(Stored records)
====================
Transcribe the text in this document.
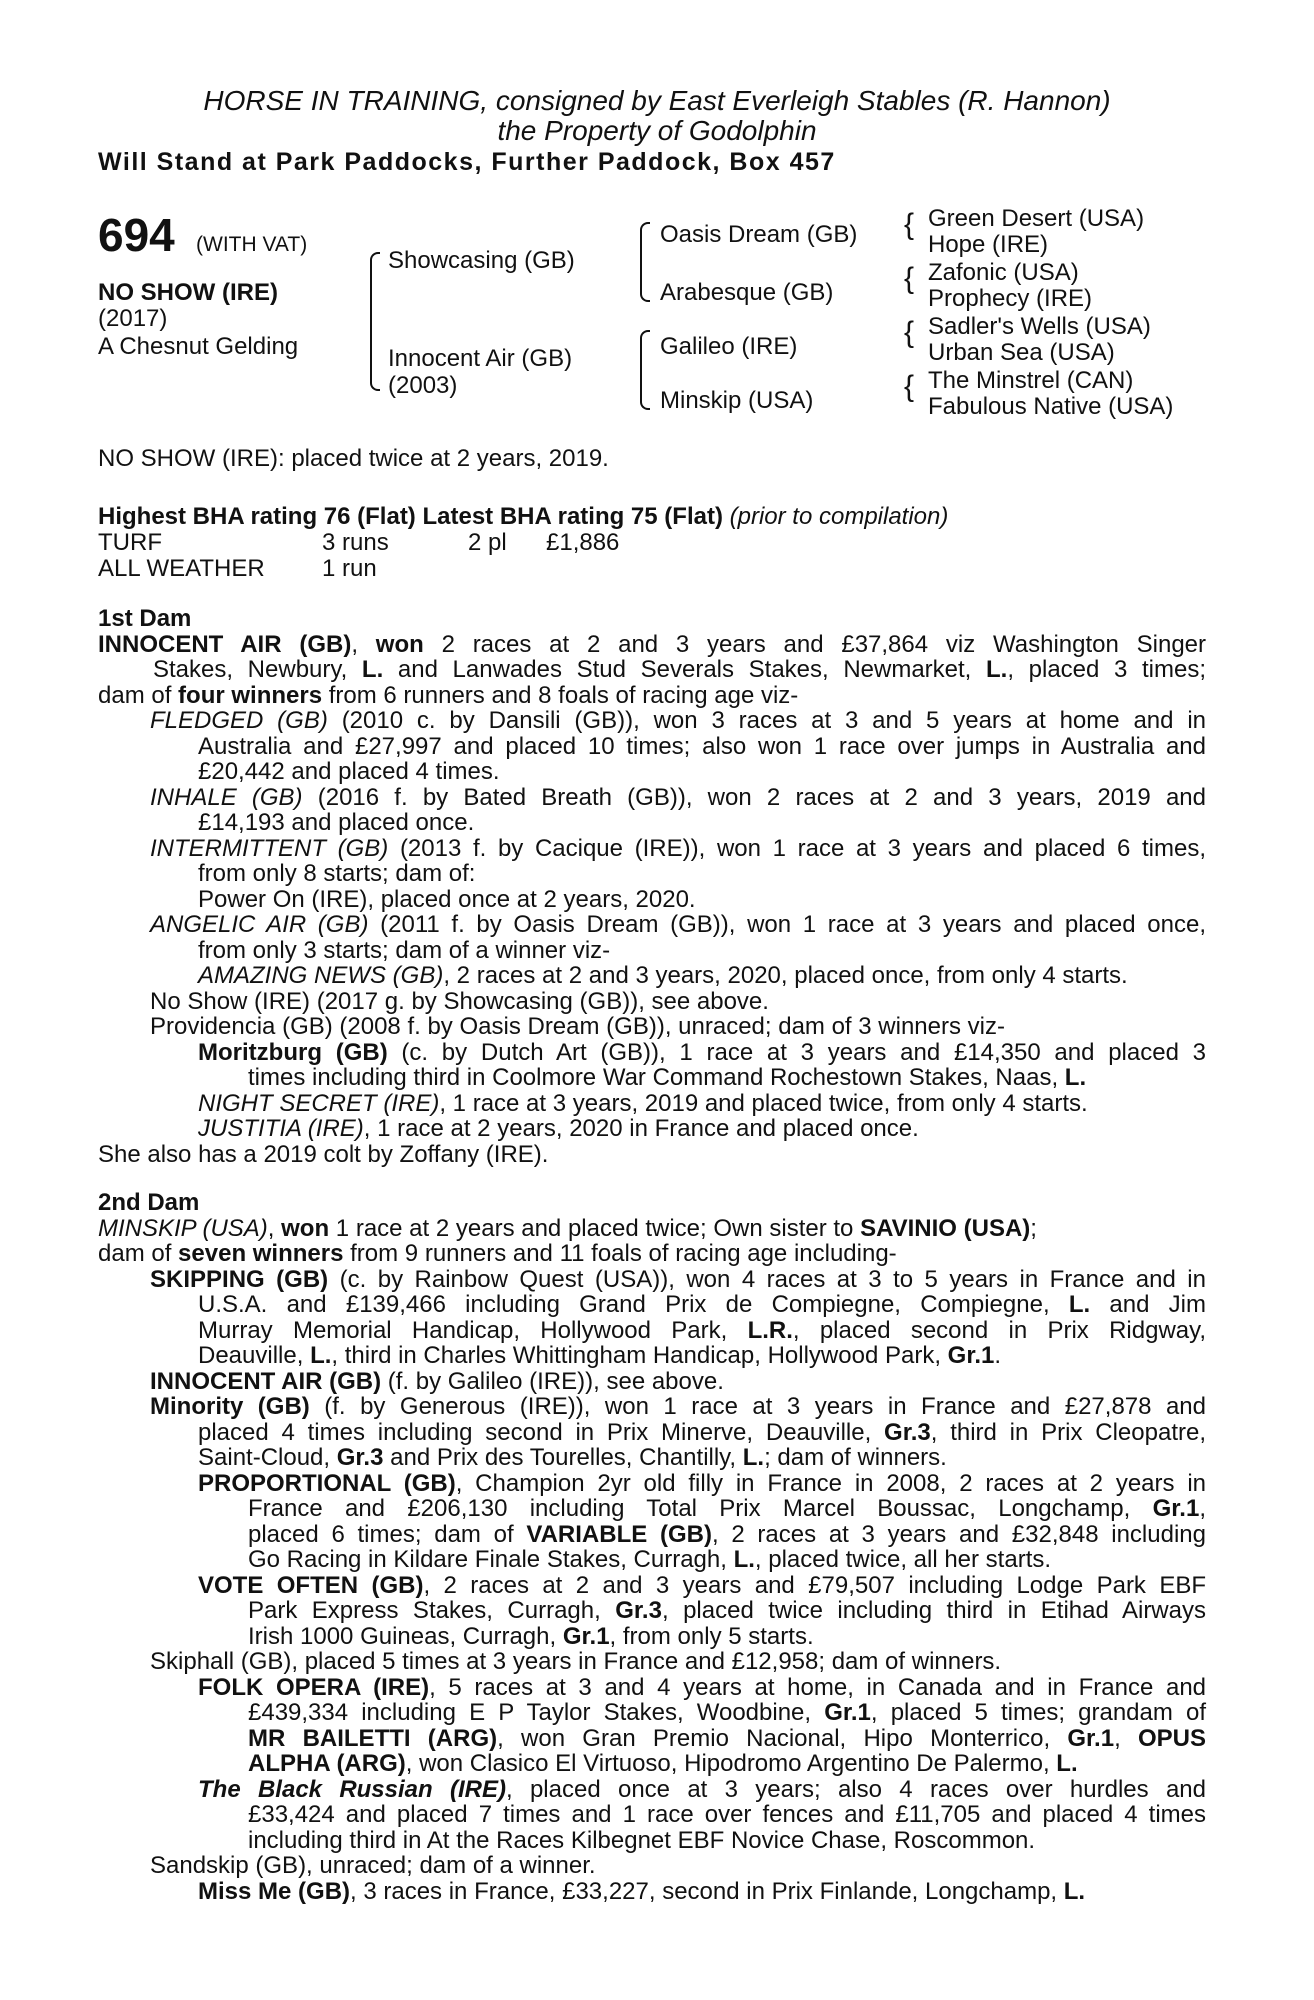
HORSE IN TRAINING, consigned by East Everleigh Stables (R. Hannon)
the Property of Godolphin
Will Stand at Park Paddocks, Further Paddock, Box 457
694 (WITH VAT)
NO SHOW (IRE)
(2017)
A Chesnut Gelding
Showcasing (GB)
Innocent Air (GB)
(2003)
Oasis Dream (GB)
Arabesque (GB)
Galileo (IRE)
Minskip (USA)
{
{
{
{
Green Desert (USA)
Hope (IRE)
Zafonic (USA)
Prophecy (IRE)
Sadler's Wells (USA)
Urban Sea (USA)
The Minstrel (CAN)
Fabulous Native (USA)
NO SHOW (IRE): placed twice at 2 years, 2019.
Highest BHA rating 76 (Flat) Latest BHA rating 75 (Flat) (prior to compilation)
TURF	3 runs	2 pl £1,886
ALL WEATHER 1 run
1st Dam
INNOCENT AIR (GB), won 2 races at 2 and 3 years and £37,864 viz Washington Singer
Stakes, Newbury, L. and Lanwades Stud Severals Stakes, Newmarket, L., placed 3 times;
dam of four winners from 6 runners and 8 foals of racing age viz-
FLEDGED (GB) (2010 c. by Dansili (GB)), won 3 races at 3 and 5 years at home and in
Australia and £27,997 and placed 10 times; also won 1 race over jumps in Australia and
£20,442 and placed 4 times.
INHALE (GB) (2016 f. by Bated Breath (GB)), won 2 races at 2 and 3 years, 2019 and
£14,193 and placed once.
INTERMITTENT (GB) (2013 f. by Cacique (IRE)), won 1 race at 3 years and placed 6 times,
from only 8 starts; dam of:
Power On (IRE), placed once at 2 years, 2020.
ANGELIC AIR (GB) (2011 f. by Oasis Dream (GB)), won 1 race at 3 years and placed once,
from only 3 starts; dam of a winner viz-
AMAZING NEWS (GB), 2 races at 2 and 3 years, 2020, placed once, from only 4 starts.
No Show (IRE) (2017 g. by Showcasing (GB)), see above.
Providencia (GB) (2008 f. by Oasis Dream (GB)), unraced; dam of 3 winners viz-
Moritzburg (GB) (c. by Dutch Art (GB)), 1 race at 3 years and £14,350 and placed 3
times including third in Coolmore War Command Rochestown Stakes, Naas, L.
NIGHT SECRET (IRE), 1 race at 3 years, 2019 and placed twice, from only 4 starts.
JUSTITIA (IRE), 1 race at 2 years, 2020 in France and placed once.
She also has a 2019 colt by Zoffany (IRE).
2nd Dam
MINSKIP (USA), won 1 race at 2 years and placed twice; Own sister to SAVINIO (USA);
dam of seven winners from 9 runners and 11 foals of racing age including-
SKIPPING (GB) (c. by Rainbow Quest (USA)), won 4 races at 3 to 5 years in France and in
U.S.A. and £139,466 including Grand Prix de Compiegne, Compiegne, L. and Jim
Murray Memorial Handicap, Hollywood Park, L.R., placed second in Prix Ridgway,
Deauville, L., third in Charles Whittingham Handicap, Hollywood Park, Gr.1.
INNOCENT AIR (GB) (f. by Galileo (IRE)), see above.
Minority (GB) (f. by Generous (IRE)), won 1 race at 3 years in France and £27,878 and
placed 4 times including second in Prix Minerve, Deauville, Gr.3, third in Prix Cleopatre,
Saint-Cloud, Gr.3 and Prix des Tourelles, Chantilly, L.; dam of winners.
PROPORTIONAL (GB), Champion 2yr old filly in France in 2008, 2 races at 2 years in
France and £206,130 including Total Prix Marcel Boussac, Longchamp, Gr.1,
placed 6 times; dam of VARIABLE (GB), 2 races at 3 years and £32,848 including
Go Racing in Kildare Finale Stakes, Curragh, L., placed twice, all her starts.
VOTE OFTEN (GB), 2 races at 2 and 3 years and £79,507 including Lodge Park EBF
Park Express Stakes, Curragh, Gr.3, placed twice including third in Etihad Airways
Irish 1000 Guineas, Curragh, Gr.1, from only 5 starts.
Skiphall (GB), placed 5 times at 3 years in France and £12,958; dam of winners.
FOLK OPERA (IRE), 5 races at 3 and 4 years at home, in Canada and in France and
£439,334 including E P Taylor Stakes, Woodbine, Gr.1, placed 5 times; grandam of
MR BAILETTI (ARG), won Gran Premio Nacional, Hipo Monterrico, Gr.1, OPUS
ALPHA (ARG), won Clasico El Virtuoso, Hipodromo Argentino De Palermo, L.
The Black Russian (IRE), placed once at 3 years; also 4 races over hurdles and
£33,424 and placed 7 times and 1 race over fences and £11,705 and placed 4 times
including third in At the Races Kilbegnet EBF Novice Chase, Roscommon.
Sandskip (GB), unraced; dam of a winner.
Miss Me (GB), 3 races in France, £33,227, second in Prix Finlande, Longchamp, L.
====================
Task to complete:
Write out the listing word for word, omitting the pictures it holds.

Correct response:
Transcribe the text in this document.
HORSE IN TRAINING, consigned by East Everleigh Stables (R. Hannon)
the Property of Godolphin
Will Stand at Park Paddocks, Further Paddock, Box 457
694 (WITH VAT)
NO SHOW (IRE)
(2017)
A Chesnut Gelding
Showcasing (GB)
Innocent Air (GB)
(2003)
Oasis Dream (GB)
Arabesque (GB)
Galileo (IRE)
Minskip (USA)
{
{
{
{
Green Desert (USA)
Hope (IRE)
Zafonic (USA)
Prophecy (IRE)
Sadler's Wells (USA)
Urban Sea (USA)
The Minstrel (CAN)
Fabulous Native (USA)
NO SHOW (IRE): placed twice at 2 years, 2019.
Highest BHA rating 76 (Flat) Latest BHA rating 75 (Flat) (prior to compilation)
TURF	3 runs	2 pl £1,886
ALL WEATHER 1 run
1st Dam
INNOCENT AIR (GB), won 2 races at 2 and 3 years and £37,864 viz Washington Singer
Stakes, Newbury, L. and Lanwades Stud Severals Stakes, Newmarket, L., placed 3 times;
dam of four winners from 6 runners and 8 foals of racing age viz-
FLEDGED (GB) (2010 c. by Dansili (GB)), won 3 races at 3 and 5 years at home and in
Australia and £27,997 and placed 10 times; also won 1 race over jumps in Australia and
£20,442 and placed 4 times.
INHALE (GB) (2016 f. by Bated Breath (GB)), won 2 races at 2 and 3 years, 2019 and
£14,193 and placed once.
INTERMITTENT (GB) (2013 f. by Cacique (IRE)), won 1 race at 3 years and placed 6 times,
from only 8 starts; dam of:
Power On (IRE), placed once at 2 years, 2020.
ANGELIC AIR (GB) (2011 f. by Oasis Dream (GB)), won 1 race at 3 years and placed once,
from only 3 starts; dam of a winner viz-
AMAZING NEWS (GB), 2 races at 2 and 3 years, 2020, placed once, from only 4 starts.
No Show (IRE) (2017 g. by Showcasing (GB)), see above.
Providencia (GB) (2008 f. by Oasis Dream (GB)), unraced; dam of 3 winners viz-
Moritzburg (GB) (c. by Dutch Art (GB)), 1 race at 3 years and £14,350 and placed 3
times including third in Coolmore War Command Rochestown Stakes, Naas, L.
NIGHT SECRET (IRE), 1 race at 3 years, 2019 and placed twice, from only 4 starts.
JUSTITIA (IRE), 1 race at 2 years, 2020 in France and placed once.
She also has a 2019 colt by Zoffany (IRE).
2nd Dam
MINSKIP (USA), won 1 race at 2 years and placed twice; Own sister to SAVINIO (USA);
dam of seven winners from 9 runners and 11 foals of racing age including-
SKIPPING (GB) (c. by Rainbow Quest (USA)), won 4 races at 3 to 5 years in France and in
U.S.A. and £139,466 including Grand Prix de Compiegne, Compiegne, L. and Jim
Murray Memorial Handicap, Hollywood Park, L.R., placed second in Prix Ridgway,
Deauville, L., third in Charles Whittingham Handicap, Hollywood Park, Gr.1.
INNOCENT AIR (GB) (f. by Galileo (IRE)), see above.
Minority (GB) (f. by Generous (IRE)), won 1 race at 3 years in France and £27,878 and
placed 4 times including second in Prix Minerve, Deauville, Gr.3, third in Prix Cleopatre,
Saint-Cloud, Gr.3 and Prix des Tourelles, Chantilly, L.; dam of winners.
PROPORTIONAL (GB), Champion 2yr old filly in France in 2008, 2 races at 2 years in
France and £206,130 including Total Prix Marcel Boussac, Longchamp, Gr.1,
placed 6 times; dam of VARIABLE (GB), 2 races at 3 years and £32,848 including
Go Racing in Kildare Finale Stakes, Curragh, L., placed twice, all her starts.
VOTE OFTEN (GB), 2 races at 2 and 3 years and £79,507 including Lodge Park EBF
Park Express Stakes, Curragh, Gr.3, placed twice including third in Etihad Airways
Irish 1000 Guineas, Curragh, Gr.1, from only 5 starts.
Skiphall (GB), placed 5 times at 3 years in France and £12,958; dam of winners.
FOLK OPERA (IRE), 5 races at 3 and 4 years at home, in Canada and in France and
£439,334 including E P Taylor Stakes, Woodbine, Gr.1, placed 5 times; grandam of
MR BAILETTI (ARG), won Gran Premio Nacional, Hipo Monterrico, Gr.1, OPUS
ALPHA (ARG), won Clasico El Virtuoso, Hipodromo Argentino De Palermo, L.
The Black Russian (IRE), placed once at 3 years; also 4 races over hurdles and
£33,424 and placed 7 times and 1 race over fences and £11,705 and placed 4 times
including third in At the Races Kilbegnet EBF Novice Chase, Roscommon.
Sandskip (GB), unraced; dam of a winner.
Miss Me (GB), 3 races in France, £33,227, second in Prix Finlande, Longchamp, L.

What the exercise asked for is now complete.